DATA FOR THIS TASK:
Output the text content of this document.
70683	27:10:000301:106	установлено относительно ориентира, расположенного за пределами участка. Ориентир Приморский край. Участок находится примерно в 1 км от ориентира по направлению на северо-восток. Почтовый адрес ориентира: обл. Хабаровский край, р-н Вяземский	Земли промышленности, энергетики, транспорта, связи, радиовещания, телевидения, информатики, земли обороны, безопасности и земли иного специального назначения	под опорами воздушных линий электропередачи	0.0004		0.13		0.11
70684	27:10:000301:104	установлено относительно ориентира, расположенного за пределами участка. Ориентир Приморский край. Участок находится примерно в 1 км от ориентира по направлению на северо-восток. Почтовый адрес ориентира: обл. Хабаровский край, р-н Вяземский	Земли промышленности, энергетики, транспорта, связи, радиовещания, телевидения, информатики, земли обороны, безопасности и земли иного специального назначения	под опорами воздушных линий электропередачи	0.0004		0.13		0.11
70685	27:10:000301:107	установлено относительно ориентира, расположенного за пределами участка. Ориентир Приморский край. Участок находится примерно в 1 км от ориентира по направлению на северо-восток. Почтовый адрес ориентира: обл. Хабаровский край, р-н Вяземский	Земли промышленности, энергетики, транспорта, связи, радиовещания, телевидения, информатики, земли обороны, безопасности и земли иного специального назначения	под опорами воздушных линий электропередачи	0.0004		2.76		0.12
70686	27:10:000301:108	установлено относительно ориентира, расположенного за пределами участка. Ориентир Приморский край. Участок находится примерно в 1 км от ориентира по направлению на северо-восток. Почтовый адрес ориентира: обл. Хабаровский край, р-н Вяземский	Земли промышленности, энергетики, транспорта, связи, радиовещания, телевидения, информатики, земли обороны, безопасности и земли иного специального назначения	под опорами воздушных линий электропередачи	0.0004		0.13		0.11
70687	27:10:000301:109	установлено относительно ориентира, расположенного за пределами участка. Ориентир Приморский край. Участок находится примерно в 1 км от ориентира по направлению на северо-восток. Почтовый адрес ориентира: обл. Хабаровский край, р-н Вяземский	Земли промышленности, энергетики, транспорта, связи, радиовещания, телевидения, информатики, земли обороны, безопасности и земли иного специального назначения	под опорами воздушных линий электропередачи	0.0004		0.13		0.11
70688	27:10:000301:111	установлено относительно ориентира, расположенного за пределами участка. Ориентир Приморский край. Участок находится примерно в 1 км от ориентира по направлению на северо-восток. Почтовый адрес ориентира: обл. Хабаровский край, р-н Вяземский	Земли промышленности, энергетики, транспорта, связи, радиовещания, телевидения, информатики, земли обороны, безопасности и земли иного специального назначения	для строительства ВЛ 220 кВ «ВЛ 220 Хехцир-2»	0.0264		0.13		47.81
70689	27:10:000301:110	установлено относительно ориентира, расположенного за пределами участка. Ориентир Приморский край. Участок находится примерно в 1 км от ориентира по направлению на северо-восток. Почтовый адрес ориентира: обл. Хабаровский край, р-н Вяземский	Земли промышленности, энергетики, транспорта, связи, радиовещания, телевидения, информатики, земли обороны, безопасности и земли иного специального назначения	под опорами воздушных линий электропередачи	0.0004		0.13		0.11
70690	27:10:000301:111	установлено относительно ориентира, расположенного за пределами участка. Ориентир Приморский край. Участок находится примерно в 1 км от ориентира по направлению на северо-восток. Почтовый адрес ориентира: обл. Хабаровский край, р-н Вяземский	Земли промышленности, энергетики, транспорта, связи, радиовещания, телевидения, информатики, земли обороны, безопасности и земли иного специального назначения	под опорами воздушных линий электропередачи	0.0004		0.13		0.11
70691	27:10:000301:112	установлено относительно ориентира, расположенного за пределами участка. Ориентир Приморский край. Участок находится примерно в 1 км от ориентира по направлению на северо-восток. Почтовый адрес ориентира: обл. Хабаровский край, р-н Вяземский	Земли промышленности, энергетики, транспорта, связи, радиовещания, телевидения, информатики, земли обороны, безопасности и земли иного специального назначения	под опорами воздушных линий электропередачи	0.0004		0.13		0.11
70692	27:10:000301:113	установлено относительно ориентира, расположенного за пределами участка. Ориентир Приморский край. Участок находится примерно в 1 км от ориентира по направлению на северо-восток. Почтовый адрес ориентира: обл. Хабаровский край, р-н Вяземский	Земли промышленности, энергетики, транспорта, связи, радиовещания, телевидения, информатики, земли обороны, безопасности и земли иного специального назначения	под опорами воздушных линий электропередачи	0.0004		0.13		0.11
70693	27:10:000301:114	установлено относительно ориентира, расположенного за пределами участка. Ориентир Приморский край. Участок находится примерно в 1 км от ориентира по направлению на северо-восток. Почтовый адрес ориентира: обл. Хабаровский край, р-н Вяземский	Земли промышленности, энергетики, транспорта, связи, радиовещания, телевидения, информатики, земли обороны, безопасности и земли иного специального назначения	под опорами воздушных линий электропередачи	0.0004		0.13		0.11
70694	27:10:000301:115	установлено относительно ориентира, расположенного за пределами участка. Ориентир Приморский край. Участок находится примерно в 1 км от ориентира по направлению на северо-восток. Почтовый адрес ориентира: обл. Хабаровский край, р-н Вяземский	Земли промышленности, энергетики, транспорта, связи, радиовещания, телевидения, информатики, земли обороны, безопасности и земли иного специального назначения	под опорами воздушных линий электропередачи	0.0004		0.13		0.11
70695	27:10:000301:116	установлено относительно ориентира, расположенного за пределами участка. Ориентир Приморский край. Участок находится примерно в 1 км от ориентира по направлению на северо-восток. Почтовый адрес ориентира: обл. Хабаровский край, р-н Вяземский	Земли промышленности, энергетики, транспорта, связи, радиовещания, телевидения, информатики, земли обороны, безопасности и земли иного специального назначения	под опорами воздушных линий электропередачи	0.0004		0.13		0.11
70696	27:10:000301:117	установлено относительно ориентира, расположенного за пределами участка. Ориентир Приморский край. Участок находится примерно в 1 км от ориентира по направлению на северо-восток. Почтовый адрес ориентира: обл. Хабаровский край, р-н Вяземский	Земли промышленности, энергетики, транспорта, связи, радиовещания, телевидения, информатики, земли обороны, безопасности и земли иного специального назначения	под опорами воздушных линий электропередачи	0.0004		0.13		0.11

WRITTEN PROBLEM: Write out every entry word for word.

ANSWER BELOW:
Output the text content of this document.
70683	27:10:000301:106	установлено относительно ориентира, расположенного за пределами участка. Ориентир Приморский край. Участок находится примерно в 1 км от ориентира по направлению на северо-восток. Почтовый адрес ориентира: обл. Хабаровский край, р-н Вяземский	Земли промышленности, энергетики, транспорта, связи, радиовещания, телевидения, информатики, земли обороны, безопасности и земли иного специального назначения	под опорами воздушных линий электропередачи	0.0004		0.13		0.11
70684	27:10:000301:104	установлено относительно ориентира, расположенного за пределами участка. Ориентир Приморский край. Участок находится примерно в 1 км от ориентира по направлению на северо-восток. Почтовый адрес ориентира: обл. Хабаровский край, р-н Вяземский	Земли промышленности, энергетики, транспорта, связи, радиовещания, телевидения, информатики, земли обороны, безопасности и земли иного специального назначения	под опорами воздушных линий электропередачи	0.0004		0.13		0.11
70685	27:10:000301:107	установлено относительно ориентира, расположенного за пределами участка. Ориентир Приморский край. Участок находится примерно в 1 км от ориентира по направлению на северо-восток. Почтовый адрес ориентира: обл. Хабаровский край, р-н Вяземский	Земли промышленности, энергетики, транспорта, связи, радиовещания, телевидения, информатики, земли обороны, безопасности и земли иного специального назначения	под опорами воздушных линий электропередачи	0.0004		2.76		0.12
70686	27:10:000301:108	установлено относительно ориентира, расположенного за пределами участка. Ориентир Приморский край. Участок находится примерно в 1 км от ориентира по направлению на северо-восток. Почтовый адрес ориентира: обл. Хабаровский край, р-н Вяземский	Земли промышленности, энергетики, транспорта, связи, радиовещания, телевидения, информатики, земли обороны, безопасности и земли иного специального назначения	под опорами воздушных линий электропередачи	0.0004		0.13		0.11
70687	27:10:000301:109	установлено относительно ориентира, расположенного за пределами участка. Ориентир Приморский край. Участок находится примерно в 1 км от ориентира по направлению на северо-восток. Почтовый адрес ориентира: обл. Хабаровский край, р-н Вяземский	Земли промышленности, энергетики, транспорта, связи, радиовещания, телевидения, информатики, земли обороны, безопасности и земли иного специального назначения	под опорами воздушных линий электропередачи	0.0004		0.13		0.11
70688	27:10:000301:111	установлено относительно ориентира, расположенного за пределами участка. Ориентир Приморский край. Участок находится примерно в 1 км от ориентира по направлению на северо-восток. Почтовый адрес ориентира: обл. Хабаровский край, р-н Вяземский	Земли промышленности, энергетики, транспорта, связи, радиовещания, телевидения, информатики, земли обороны, безопасности и земли иного специального назначения	для строительства ВЛ 220 кВ «ВЛ 220 Хехцир-2»	0.0264		0.13		47.81
70689	27:10:000301:110	установлено относительно ориентира, расположенного за пределами участка. Ориентир Приморский край. Участок находится примерно в 1 км от ориентира по направлению на северо-восток. Почтовый адрес ориентира: обл. Хабаровский край, р-н Вяземский	Земли промышленности, энергетики, транспорта, связи, радиовещания, телевидения, информатики, земли обороны, безопасности и земли иного специального назначения	под опорами воздушных линий электропередачи	0.0004		0.13		0.11
70690	27:10:000301:111	установлено относительно ориентира, расположенного за пределами участка. Ориентир Приморский край. Участок находится примерно в 1 км от ориентира по направлению на северо-восток. Почтовый адрес ориентира: обл. Хабаровский край, р-н Вяземский	Земли промышленности, энергетики, транспорта, связи, радиовещания, телевидения, информатики, земли обороны, безопасности и земли иного специального назначения	под опорами воздушных линий электропередачи	0.0004		0.13		0.11
70691	27:10:000301:112	установлено относительно ориентира, расположенного за пределами участка. Ориентир Приморский край. Участок находится примерно в 1 км от ориентира по направлению на северо-восток. Почтовый адрес ориентира: обл. Хабаровский край, р-н Вяземский	Земли промышленности, энергетики, транспорта, связи, радиовещания, телевидения, информатики, земли обороны, безопасности и земли иного специального назначения	под опорами воздушных линий электропередачи	0.0004		0.13		0.11
70692	27:10:000301:113	установлено относительно ориентира, расположенного за пределами участка. Ориентир Приморский край. Участок находится примерно в 1 км от ориентира по направлению на северо-восток. Почтовый адрес ориентира: обл. Хабаровский край, р-н Вяземский	Земли промышленности, энергетики, транспорта, связи, радиовещания, телевидения, информатики, земли обороны, безопасности и земли иного специального назначения	под опорами воздушных линий электропередачи	0.0004		0.13		0.11
70693	27:10:000301:114	установлено относительно ориентира, расположенного за пределами участка. Ориентир Приморский край. Участок находится примерно в 1 км от ориентира по направлению на северо-восток. Почтовый адрес ориентира: обл. Хабаровский край, р-н Вяземский	Земли промышленности, энергетики, транспорта, связи, радиовещания, телевидения, информатики, земли обороны, безопасности и земли иного специального назначения	под опорами воздушных линий электропередачи	0.0004		0.13		0.11
70694	27:10:000301:115	установлено относительно ориентира, расположенного за пределами участка. Ориентир Приморский край. Участок находится примерно в 1 км от ориентира по направлению на северо-восток. Почтовый адрес ориентира: обл. Хабаровский край, р-н Вяземский	Земли промышленности, энергетики, транспорта, связи, радиовещания, телевидения, информатики, земли обороны, безопасности и земли иного специального назначения	под опорами воздушных линий электропередачи	0.0004		0.13		0.11
70695	27:10:000301:116	установлено относительно ориентира, расположенного за пределами участка. Ориентир Приморский край. Участок находится примерно в 1 км от ориентира по направлению на северо-восток. Почтовый адрес ориентира: обл. Хабаровский край, р-н Вяземский	Земли промышленности, энергетики, транспорта, связи, радиовещания, телевидения, информатики, земли обороны, безопасности и земли иного специального назначения	под опорами воздушных линий электропередачи	0.0004		0.13		0.11
70696	27:10:000301:117	установлено относительно ориентира, расположенного за пределами участка. Ориентир Приморский край. Участок находится примерно в 1 км от ориентира по направлению на северо-восток. Почтовый адрес ориентира: обл. Хабаровский край, р-н Вяземский	Земли промышленности, энергетики, транспорта, связи, радиовещания, телевидения, информатики, земли обороны, безопасности и земли иного специального назначения	под опорами воздушных линий электропередачи	0.0004		0.13		0.11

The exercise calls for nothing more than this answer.